Hertha Feiner * 1896

Stammannstraße 27 (Hamburg-Nord, Winterhude)

1943 Auschwitz
Flucht den Tod im Zug nach Auschwitz


Hertha Feiner-Asmus, born 8 May 1896 in Hamburg, probable date of death 12 Mar. 1943 by suicide during the transport to Auschwitz

Hertha Feiner was the daughter of the well-known pedagogue Josef Feiner and the sister of Hermann Feiner (see Biographies: Hermann Feiner). She studied pedagogy and got her first job in 1923 at a boarding school in Bad Harzburg. She returned to Hamburg in 1924 and taught at various schools, including the new Meerwein Experimental School in the Jarrestadt district of Winterhude.

In 1924 she married the non-Jewish publisher Johannes Asmus. Their daughters Inge and Marion were born in 1925 and 1927. Inge was enrolled at the Meerweinstraße school in 1931. The marriage was not happy, and the couple divorced in 1933. The children remained with their mother.

Since she was of Jewish heritage, Hertha Feiner was released from service with the Hamburg school system in early April 1933. Her daughter Inge was also expelled from her school. Soon afterwards, Hertha was working as a substitute teacher at the Johnsallee Jewish School. Despite the difficult conditions, she tried to provide her daughters with a carefree childhood. In their presence she exuded courage and optimism.

^^^^^^^^

§ Requests
A: In the Hertha Feiner biography, where did she get her first teaching job, and in what year?
B: Continue the Hertha Feiner biography after its last sentence.
The records that come next have no connection to the biography of Hertha Feiner.

^^^^^^^^

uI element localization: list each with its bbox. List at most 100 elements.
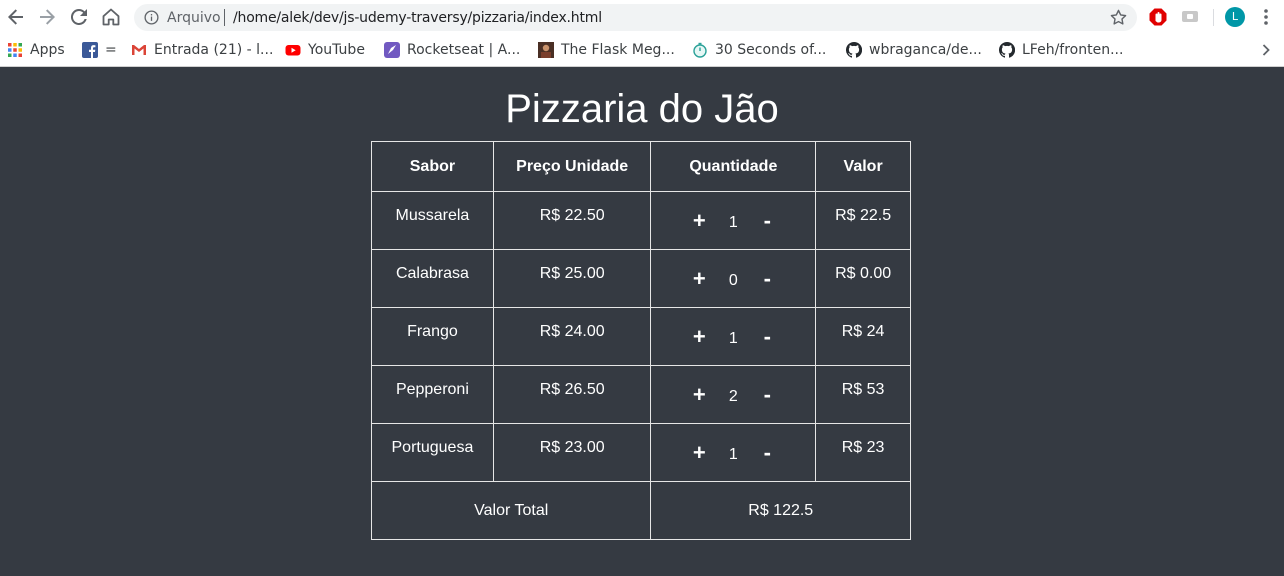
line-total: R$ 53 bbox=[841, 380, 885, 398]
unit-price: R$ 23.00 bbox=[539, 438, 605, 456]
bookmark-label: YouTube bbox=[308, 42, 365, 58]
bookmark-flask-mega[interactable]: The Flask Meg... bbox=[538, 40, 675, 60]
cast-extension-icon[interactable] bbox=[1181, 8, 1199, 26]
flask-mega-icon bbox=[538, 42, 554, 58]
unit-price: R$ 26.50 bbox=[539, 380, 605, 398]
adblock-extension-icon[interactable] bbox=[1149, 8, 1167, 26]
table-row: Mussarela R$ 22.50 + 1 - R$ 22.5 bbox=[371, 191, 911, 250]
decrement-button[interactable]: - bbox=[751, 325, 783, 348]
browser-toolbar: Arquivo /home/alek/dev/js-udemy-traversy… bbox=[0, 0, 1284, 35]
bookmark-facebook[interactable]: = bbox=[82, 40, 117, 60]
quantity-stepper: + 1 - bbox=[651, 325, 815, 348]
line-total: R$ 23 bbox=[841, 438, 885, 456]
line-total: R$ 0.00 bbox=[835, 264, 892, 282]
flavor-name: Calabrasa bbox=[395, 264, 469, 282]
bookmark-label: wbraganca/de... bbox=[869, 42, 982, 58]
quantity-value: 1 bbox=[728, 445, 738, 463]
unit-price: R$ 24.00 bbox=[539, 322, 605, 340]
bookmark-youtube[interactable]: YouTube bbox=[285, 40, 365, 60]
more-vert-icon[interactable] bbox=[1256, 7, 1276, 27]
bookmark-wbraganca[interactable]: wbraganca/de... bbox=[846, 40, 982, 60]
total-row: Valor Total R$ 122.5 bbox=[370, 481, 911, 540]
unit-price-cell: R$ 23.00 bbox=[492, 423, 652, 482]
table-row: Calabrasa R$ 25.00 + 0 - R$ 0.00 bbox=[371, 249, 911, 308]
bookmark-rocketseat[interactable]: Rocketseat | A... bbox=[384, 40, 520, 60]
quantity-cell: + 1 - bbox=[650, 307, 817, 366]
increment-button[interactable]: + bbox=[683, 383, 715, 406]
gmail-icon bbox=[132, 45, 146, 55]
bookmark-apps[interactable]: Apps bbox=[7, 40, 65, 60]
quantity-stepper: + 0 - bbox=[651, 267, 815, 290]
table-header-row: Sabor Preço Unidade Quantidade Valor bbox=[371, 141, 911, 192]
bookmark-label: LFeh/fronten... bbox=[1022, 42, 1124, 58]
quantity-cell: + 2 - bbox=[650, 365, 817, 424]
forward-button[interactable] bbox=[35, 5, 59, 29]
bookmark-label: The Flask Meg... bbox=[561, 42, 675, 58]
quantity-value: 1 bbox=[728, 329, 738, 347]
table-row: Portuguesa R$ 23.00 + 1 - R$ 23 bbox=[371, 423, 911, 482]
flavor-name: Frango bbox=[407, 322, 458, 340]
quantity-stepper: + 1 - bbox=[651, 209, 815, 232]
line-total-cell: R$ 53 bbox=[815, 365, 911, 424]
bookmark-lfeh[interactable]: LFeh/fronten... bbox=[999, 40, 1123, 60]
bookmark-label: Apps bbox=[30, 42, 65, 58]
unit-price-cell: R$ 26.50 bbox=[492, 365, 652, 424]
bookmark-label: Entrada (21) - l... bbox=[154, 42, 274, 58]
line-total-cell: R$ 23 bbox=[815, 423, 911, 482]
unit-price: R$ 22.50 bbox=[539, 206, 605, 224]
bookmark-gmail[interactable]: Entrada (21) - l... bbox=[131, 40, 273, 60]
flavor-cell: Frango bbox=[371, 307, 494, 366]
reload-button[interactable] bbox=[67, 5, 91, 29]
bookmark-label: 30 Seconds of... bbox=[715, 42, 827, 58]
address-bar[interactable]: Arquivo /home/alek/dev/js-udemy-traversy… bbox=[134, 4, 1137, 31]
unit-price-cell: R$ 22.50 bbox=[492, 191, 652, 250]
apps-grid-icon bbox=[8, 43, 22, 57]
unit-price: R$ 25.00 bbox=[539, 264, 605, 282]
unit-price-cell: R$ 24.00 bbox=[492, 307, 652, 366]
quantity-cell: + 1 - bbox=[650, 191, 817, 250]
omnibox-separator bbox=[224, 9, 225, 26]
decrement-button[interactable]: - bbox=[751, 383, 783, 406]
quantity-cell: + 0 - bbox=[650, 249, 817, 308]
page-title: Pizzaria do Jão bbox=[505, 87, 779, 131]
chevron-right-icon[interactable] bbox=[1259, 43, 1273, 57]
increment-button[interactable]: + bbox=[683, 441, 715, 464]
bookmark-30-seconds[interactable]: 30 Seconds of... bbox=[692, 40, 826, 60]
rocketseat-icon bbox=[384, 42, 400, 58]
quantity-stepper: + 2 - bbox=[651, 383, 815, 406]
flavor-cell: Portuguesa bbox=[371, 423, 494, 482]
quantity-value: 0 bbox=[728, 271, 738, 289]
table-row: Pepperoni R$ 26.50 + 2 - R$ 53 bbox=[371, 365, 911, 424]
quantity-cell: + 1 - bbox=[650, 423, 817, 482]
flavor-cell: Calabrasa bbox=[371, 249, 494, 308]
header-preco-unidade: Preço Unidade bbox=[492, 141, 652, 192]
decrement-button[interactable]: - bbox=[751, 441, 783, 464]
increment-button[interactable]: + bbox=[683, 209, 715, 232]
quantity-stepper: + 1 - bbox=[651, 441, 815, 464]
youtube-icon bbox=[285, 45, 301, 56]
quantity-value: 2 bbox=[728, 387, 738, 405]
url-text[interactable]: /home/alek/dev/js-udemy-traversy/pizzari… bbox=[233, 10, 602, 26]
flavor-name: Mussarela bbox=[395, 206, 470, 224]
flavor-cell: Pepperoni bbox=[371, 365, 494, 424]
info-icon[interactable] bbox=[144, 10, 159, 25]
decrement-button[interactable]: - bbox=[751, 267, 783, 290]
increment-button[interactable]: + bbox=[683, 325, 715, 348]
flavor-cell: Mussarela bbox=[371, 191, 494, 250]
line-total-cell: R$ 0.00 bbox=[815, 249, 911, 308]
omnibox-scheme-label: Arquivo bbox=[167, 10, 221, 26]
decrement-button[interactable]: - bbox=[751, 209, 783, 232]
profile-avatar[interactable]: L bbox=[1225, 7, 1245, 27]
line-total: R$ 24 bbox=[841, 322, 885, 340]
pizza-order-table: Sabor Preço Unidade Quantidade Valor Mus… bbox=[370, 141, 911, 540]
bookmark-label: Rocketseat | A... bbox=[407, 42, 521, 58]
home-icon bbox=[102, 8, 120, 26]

^^^^^^^^

§ Final answers
A: At a boarding school in Bad Harzburg, in 1923.

B:
In April 1935 she was offered a job at a Jewish school in Berlin, and she and her children moved there. She was at the Jüdische Waldschule in Grunewald until mid-1938, then transferred to a school near the Jewish community center on Fasanenstraße. She continued to try to lead a normal life with her daughters, and to shelter them from the growing Nazi persecution. The November Pogrom in 1938, however, prompted her to find a way to get her children out of the country. With the help of the children’s father, the girls were enrolled at a boarding school in Switzerland in early 1939. They visited their mother in Berlin in the summer of 1939, but after that they were only able to stay in contact through letters and an occasional telephone call. Hertha nevertheless remained actively interested in her daughters’ welfare. She was concerned about how they were doing at school, and tried to give them help and advice whenever she could.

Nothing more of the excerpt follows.